• _Aim_
Gather every line from the entries below that includes "Number".

— Start Exercise material —

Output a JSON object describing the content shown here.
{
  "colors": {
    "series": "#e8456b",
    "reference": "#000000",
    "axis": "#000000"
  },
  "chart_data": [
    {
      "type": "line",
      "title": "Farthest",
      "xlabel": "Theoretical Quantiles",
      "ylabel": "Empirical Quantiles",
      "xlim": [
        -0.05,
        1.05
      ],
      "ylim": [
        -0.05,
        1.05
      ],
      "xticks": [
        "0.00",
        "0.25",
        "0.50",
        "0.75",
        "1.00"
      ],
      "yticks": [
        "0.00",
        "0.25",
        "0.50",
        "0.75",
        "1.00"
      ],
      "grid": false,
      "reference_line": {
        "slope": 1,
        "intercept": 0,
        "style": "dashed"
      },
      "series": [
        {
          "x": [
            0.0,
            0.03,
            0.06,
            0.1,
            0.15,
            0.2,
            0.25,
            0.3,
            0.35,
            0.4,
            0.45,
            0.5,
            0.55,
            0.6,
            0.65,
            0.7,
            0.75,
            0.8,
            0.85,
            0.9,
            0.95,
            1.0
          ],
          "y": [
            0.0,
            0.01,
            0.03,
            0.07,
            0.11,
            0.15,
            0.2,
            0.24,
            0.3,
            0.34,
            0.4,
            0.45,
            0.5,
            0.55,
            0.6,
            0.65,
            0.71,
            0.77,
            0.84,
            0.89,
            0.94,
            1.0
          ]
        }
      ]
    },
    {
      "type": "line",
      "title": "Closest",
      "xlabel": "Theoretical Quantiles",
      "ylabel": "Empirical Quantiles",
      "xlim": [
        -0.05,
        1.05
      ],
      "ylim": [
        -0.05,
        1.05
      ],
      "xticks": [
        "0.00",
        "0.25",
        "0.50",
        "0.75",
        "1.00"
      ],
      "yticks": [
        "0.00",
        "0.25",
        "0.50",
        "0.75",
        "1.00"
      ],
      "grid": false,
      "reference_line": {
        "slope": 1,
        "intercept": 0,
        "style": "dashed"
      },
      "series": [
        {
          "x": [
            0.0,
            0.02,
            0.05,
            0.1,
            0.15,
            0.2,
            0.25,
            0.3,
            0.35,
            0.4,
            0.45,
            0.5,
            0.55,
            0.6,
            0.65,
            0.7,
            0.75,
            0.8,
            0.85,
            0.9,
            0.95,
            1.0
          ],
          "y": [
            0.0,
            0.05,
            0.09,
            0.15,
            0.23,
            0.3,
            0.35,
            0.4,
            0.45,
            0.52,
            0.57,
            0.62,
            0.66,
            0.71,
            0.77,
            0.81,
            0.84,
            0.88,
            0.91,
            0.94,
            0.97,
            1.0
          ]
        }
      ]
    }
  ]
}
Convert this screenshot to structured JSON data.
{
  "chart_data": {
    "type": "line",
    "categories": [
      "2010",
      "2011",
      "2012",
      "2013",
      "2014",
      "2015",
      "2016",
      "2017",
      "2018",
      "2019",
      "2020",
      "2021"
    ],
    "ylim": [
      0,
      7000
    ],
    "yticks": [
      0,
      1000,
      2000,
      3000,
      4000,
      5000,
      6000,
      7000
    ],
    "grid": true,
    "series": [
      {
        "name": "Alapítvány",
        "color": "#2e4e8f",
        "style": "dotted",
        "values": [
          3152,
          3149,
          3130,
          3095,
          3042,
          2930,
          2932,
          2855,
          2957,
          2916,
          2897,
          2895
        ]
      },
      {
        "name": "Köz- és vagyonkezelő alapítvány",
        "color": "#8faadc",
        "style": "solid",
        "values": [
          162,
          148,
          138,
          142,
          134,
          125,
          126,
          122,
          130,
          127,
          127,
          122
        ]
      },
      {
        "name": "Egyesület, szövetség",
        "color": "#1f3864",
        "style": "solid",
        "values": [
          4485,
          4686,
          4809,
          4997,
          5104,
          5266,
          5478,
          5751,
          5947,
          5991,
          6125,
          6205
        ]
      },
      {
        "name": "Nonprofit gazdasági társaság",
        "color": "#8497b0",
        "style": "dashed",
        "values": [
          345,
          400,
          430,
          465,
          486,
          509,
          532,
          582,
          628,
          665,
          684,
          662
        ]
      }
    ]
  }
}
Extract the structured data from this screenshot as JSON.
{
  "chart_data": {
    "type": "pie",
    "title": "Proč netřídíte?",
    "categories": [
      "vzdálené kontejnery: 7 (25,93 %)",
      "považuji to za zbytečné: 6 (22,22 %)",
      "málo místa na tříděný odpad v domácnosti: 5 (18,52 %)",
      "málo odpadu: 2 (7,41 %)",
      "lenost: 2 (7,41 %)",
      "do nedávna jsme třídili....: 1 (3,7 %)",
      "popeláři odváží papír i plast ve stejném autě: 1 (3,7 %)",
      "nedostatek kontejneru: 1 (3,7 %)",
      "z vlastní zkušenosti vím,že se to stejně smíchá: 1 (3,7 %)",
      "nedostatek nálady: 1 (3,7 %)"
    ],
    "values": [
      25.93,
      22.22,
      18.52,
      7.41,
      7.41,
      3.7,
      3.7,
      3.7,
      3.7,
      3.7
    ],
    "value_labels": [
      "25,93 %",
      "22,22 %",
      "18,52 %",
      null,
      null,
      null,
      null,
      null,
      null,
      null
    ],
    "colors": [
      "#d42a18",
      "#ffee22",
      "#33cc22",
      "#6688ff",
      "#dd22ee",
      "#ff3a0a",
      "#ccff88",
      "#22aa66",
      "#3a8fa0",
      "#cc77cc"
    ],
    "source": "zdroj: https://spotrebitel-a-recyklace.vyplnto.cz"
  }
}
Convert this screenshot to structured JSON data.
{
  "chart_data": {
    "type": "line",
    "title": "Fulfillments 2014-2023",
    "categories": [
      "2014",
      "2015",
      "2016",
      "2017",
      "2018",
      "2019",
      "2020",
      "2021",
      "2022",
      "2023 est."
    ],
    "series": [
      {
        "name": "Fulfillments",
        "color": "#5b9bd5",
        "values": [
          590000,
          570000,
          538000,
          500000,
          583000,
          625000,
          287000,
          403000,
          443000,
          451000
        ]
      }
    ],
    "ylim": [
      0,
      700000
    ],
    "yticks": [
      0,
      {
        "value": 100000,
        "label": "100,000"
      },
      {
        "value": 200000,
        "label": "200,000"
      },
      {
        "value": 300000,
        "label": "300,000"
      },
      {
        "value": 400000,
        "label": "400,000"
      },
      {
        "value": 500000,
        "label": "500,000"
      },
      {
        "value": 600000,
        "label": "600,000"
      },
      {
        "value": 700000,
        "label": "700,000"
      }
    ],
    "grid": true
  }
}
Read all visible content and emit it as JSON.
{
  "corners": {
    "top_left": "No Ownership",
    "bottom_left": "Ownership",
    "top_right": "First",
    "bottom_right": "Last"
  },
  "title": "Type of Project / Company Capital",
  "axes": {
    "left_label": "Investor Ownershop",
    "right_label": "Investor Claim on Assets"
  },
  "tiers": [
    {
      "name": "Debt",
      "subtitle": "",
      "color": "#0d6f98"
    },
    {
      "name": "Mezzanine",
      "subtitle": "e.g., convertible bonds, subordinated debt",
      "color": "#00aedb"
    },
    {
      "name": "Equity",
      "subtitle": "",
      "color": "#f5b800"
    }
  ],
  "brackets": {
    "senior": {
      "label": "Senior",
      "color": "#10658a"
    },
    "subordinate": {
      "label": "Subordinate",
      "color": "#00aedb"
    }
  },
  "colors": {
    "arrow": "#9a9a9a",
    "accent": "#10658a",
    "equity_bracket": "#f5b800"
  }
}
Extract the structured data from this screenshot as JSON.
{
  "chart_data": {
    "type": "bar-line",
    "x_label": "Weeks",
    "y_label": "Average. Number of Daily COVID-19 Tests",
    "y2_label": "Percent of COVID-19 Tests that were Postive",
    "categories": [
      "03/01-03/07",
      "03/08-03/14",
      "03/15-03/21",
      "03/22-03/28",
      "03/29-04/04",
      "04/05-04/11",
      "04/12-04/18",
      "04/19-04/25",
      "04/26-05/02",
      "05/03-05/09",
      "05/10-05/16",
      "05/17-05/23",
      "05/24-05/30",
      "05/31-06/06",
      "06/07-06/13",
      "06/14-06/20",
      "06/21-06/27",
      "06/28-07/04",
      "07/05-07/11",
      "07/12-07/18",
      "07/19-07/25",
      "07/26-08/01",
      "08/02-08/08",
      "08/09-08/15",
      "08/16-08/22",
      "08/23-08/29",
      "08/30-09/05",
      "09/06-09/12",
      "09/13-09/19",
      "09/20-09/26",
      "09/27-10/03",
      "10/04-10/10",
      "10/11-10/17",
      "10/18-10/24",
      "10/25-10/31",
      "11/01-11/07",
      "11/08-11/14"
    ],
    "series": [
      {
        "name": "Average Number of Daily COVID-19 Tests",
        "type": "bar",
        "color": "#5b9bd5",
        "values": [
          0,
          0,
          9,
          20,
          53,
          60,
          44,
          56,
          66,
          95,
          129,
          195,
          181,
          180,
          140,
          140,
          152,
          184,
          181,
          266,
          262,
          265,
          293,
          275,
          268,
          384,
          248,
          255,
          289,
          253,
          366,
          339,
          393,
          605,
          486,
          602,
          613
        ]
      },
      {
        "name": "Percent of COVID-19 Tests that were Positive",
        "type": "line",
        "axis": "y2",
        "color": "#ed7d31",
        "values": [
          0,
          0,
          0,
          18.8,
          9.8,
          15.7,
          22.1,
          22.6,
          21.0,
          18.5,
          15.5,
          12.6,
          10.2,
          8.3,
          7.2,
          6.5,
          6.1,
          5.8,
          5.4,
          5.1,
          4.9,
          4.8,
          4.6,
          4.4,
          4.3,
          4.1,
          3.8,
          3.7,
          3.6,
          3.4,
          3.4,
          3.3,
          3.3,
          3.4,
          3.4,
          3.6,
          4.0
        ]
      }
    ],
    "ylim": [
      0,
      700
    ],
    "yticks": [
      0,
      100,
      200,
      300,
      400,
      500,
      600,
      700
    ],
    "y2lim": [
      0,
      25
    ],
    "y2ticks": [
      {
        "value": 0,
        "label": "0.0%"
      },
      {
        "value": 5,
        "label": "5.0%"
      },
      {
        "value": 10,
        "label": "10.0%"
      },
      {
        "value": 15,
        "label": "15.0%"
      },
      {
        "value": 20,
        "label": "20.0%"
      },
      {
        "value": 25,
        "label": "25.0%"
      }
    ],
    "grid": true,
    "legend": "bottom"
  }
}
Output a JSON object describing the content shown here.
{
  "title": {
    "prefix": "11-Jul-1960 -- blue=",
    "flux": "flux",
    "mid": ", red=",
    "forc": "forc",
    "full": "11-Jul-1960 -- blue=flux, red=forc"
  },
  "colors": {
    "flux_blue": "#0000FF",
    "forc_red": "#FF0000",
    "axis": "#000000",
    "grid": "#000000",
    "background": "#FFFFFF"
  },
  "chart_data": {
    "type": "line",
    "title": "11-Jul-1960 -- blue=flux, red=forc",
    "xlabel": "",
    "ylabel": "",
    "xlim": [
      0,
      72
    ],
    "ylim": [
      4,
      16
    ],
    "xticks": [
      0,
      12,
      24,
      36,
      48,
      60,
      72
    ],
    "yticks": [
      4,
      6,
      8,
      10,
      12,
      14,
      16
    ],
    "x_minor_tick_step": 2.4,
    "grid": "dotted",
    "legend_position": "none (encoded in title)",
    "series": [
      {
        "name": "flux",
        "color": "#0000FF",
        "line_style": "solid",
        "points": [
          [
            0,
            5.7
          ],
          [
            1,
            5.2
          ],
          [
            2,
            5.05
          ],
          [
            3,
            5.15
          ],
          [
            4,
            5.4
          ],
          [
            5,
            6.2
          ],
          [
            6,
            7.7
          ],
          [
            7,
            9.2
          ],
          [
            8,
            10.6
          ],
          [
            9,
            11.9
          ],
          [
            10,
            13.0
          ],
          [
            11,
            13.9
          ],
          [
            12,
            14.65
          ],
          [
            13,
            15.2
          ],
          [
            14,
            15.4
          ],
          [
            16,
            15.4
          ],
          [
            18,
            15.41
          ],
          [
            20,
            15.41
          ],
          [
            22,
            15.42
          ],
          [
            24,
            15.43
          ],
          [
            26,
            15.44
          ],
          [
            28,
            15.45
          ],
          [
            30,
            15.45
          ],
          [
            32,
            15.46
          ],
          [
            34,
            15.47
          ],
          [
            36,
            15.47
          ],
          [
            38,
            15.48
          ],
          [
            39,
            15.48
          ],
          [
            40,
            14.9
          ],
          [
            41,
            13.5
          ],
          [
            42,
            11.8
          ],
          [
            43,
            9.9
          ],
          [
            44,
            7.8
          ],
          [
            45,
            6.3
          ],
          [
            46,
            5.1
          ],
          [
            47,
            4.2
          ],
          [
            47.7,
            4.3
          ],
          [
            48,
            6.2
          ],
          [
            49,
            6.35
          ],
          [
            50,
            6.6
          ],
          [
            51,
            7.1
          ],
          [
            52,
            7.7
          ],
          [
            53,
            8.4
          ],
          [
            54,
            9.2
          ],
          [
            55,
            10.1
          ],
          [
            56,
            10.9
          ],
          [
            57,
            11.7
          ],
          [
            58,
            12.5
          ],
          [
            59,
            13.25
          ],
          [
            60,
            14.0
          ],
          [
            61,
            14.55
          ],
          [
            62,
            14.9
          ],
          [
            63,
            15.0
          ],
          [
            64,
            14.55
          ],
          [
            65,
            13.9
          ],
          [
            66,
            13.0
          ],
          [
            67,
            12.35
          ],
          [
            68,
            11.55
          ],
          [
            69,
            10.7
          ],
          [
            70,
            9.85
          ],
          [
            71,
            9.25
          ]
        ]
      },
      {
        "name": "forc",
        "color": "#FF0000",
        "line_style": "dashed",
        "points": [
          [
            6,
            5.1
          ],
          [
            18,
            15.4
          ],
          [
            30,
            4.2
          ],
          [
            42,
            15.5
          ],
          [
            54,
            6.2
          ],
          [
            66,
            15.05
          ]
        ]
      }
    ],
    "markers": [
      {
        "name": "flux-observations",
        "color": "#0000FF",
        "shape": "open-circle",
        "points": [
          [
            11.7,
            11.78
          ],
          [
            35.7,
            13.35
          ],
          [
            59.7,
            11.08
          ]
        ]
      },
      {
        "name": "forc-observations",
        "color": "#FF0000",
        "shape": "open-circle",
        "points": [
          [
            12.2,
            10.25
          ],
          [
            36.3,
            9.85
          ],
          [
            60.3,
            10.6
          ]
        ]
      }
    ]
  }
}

— End Exercise material —

• _Result of the exercise_
    "y_label": "Average. Number of Daily COVID-19 Tests",
        "name": "Average Number of Daily COVID-19 Tests",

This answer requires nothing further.